* PROMPT:
What follows is a listing; give it again exactly, in its entirety.

* SUPPLIED RECORDS:
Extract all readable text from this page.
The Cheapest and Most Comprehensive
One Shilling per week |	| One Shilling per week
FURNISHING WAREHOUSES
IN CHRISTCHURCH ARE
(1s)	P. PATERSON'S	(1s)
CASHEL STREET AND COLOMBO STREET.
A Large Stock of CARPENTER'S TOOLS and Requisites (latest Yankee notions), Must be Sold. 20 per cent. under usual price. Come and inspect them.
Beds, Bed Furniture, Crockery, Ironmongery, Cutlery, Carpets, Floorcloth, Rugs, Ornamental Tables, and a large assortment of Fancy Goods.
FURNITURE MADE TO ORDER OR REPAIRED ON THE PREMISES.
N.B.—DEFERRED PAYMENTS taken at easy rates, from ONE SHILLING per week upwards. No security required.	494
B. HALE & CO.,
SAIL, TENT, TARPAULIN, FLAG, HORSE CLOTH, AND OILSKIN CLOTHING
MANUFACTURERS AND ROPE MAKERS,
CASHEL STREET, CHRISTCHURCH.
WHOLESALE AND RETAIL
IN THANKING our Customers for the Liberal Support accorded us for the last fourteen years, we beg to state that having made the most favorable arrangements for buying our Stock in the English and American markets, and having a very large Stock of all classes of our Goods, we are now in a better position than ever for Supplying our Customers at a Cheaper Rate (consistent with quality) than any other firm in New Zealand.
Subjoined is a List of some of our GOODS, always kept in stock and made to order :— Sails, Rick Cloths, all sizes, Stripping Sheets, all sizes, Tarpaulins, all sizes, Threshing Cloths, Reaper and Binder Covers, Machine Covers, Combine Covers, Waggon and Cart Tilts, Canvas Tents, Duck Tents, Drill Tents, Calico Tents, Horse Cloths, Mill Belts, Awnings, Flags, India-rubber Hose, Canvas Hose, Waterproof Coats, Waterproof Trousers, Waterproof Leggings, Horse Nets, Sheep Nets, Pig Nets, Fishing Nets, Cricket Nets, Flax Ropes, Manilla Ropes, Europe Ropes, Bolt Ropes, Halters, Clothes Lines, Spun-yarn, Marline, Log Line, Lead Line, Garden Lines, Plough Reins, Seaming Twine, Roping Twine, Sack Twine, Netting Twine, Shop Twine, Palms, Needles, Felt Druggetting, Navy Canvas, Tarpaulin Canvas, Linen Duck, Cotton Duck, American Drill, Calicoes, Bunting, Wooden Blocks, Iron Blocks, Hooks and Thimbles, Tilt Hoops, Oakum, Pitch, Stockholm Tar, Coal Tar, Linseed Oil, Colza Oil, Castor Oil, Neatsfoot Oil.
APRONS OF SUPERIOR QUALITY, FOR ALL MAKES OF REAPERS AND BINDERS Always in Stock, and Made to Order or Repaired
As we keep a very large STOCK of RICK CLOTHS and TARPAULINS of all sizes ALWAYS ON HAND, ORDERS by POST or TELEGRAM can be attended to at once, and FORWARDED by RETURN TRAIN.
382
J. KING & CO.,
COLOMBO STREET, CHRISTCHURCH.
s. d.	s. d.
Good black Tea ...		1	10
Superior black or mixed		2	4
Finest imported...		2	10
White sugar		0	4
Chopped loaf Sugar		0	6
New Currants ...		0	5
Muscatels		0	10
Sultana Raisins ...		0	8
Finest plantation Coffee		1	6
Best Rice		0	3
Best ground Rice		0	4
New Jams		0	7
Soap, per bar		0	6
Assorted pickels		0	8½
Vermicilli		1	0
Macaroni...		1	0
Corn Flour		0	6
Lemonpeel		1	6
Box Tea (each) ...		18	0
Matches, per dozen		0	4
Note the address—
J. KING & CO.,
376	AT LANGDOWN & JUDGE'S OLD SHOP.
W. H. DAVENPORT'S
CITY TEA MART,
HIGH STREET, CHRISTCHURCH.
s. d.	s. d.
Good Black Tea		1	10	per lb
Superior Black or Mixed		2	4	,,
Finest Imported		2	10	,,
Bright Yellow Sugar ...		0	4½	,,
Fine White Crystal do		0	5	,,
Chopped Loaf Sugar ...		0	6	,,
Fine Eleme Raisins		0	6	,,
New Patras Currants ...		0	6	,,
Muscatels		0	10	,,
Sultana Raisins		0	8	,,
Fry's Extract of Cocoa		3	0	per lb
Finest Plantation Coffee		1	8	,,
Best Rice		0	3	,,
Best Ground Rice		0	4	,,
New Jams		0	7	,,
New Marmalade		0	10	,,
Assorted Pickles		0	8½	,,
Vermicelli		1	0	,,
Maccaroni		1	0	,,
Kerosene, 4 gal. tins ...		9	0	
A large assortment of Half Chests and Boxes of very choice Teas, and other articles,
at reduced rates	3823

* FINISHED TASK:
Extract all readable text from this page.
The Cheapest and Most Comprehensive
One Shilling per week |	| One Shilling per week
FURNISHING WAREHOUSES
IN CHRISTCHURCH ARE
(1s)	P. PATERSON'S	(1s)
CASHEL STREET AND COLOMBO STREET.
A Large Stock of CARPENTER'S TOOLS and Requisites (latest Yankee notions), Must be Sold. 20 per cent. under usual price. Come and inspect them.
Beds, Bed Furniture, Crockery, Ironmongery, Cutlery, Carpets, Floorcloth, Rugs, Ornamental Tables, and a large assortment of Fancy Goods.
FURNITURE MADE TO ORDER OR REPAIRED ON THE PREMISES.
N.B.—DEFERRED PAYMENTS taken at easy rates, from ONE SHILLING per week upwards. No security required.	494
B. HALE & CO.,
SAIL, TENT, TARPAULIN, FLAG, HORSE CLOTH, AND OILSKIN CLOTHING
MANUFACTURERS AND ROPE MAKERS,
CASHEL STREET, CHRISTCHURCH.
WHOLESALE AND RETAIL
IN THANKING our Customers for the Liberal Support accorded us for the last fourteen years, we beg to state that having made the most favorable arrangements for buying our Stock in the English and American markets, and having a very large Stock of all classes of our Goods, we are now in a better position than ever for Supplying our Customers at a Cheaper Rate (consistent with quality) than any other firm in New Zealand.
Subjoined is a List of some of our GOODS, always kept in stock and made to order :— Sails, Rick Cloths, all sizes, Stripping Sheets, all sizes, Tarpaulins, all sizes, Threshing Cloths, Reaper and Binder Covers, Machine Covers, Combine Covers, Waggon and Cart Tilts, Canvas Tents, Duck Tents, Drill Tents, Calico Tents, Horse Cloths, Mill Belts, Awnings, Flags, India-rubber Hose, Canvas Hose, Waterproof Coats, Waterproof Trousers, Waterproof Leggings, Horse Nets, Sheep Nets, Pig Nets, Fishing Nets, Cricket Nets, Flax Ropes, Manilla Ropes, Europe Ropes, Bolt Ropes, Halters, Clothes Lines, Spun-yarn, Marline, Log Line, Lead Line, Garden Lines, Plough Reins, Seaming Twine, Roping Twine, Sack Twine, Netting Twine, Shop Twine, Palms, Needles, Felt Druggetting, Navy Canvas, Tarpaulin Canvas, Linen Duck, Cotton Duck, American Drill, Calicoes, Bunting, Wooden Blocks, Iron Blocks, Hooks and Thimbles, Tilt Hoops, Oakum, Pitch, Stockholm Tar, Coal Tar, Linseed Oil, Colza Oil, Castor Oil, Neatsfoot Oil.
APRONS OF SUPERIOR QUALITY, FOR ALL MAKES OF REAPERS AND BINDERS Always in Stock, and Made to Order or Repaired
As we keep a very large STOCK of RICK CLOTHS and TARPAULINS of all sizes ALWAYS ON HAND, ORDERS by POST or TELEGRAM can be attended to at once, and FORWARDED by RETURN TRAIN.
382
J. KING & CO.,
COLOMBO STREET, CHRISTCHURCH.
s. d.	s. d.
Good black Tea ...		1	10
Superior black or mixed		2	4
Finest imported...		2	10
White sugar		0	4
Chopped loaf Sugar		0	6
New Currants ...		0	5
Muscatels		0	10
Sultana Raisins ...		0	8
Finest plantation Coffee		1	6
Best Rice		0	3
Best ground Rice		0	4
New Jams		0	7
Soap, per bar		0	6
Assorted pickels		0	8½
Vermicilli		1	0
Macaroni...		1	0
Corn Flour		0	6
Lemonpeel		1	6
Box Tea (each) ...		18	0
Matches, per dozen		0	4
Note the address—
J. KING & CO.,
376	AT LANGDOWN & JUDGE'S OLD SHOP.
W. H. DAVENPORT'S
CITY TEA MART,
HIGH STREET, CHRISTCHURCH.
s. d.	s. d.
Good Black Tea		1	10	per lb
Superior Black or Mixed		2	4	,,
Finest Imported		2	10	,,
Bright Yellow Sugar ...		0	4½	,,
Fine White Crystal do		0	5	,,
Chopped Loaf Sugar ...		0	6	,,
Fine Eleme Raisins		0	6	,,
New Patras Currants ...		0	6	,,
Muscatels		0	10	,,
Sultana Raisins		0	8	,,
Fry's Extract of Cocoa		3	0	per lb
Finest Plantation Coffee		1	8	,,
Best Rice		0	3	,,
Best Ground Rice		0	4	,,
New Jams		0	7	,,
New Marmalade		0	10	,,
Assorted Pickles		0	8½	,,
Vermicelli		1	0	,,
Maccaroni		1	0	,,
Kerosene, 4 gal. tins ...		9	0	
A large assortment of Half Chests and Boxes of very choice Teas, and other articles,
at reduced rates	3823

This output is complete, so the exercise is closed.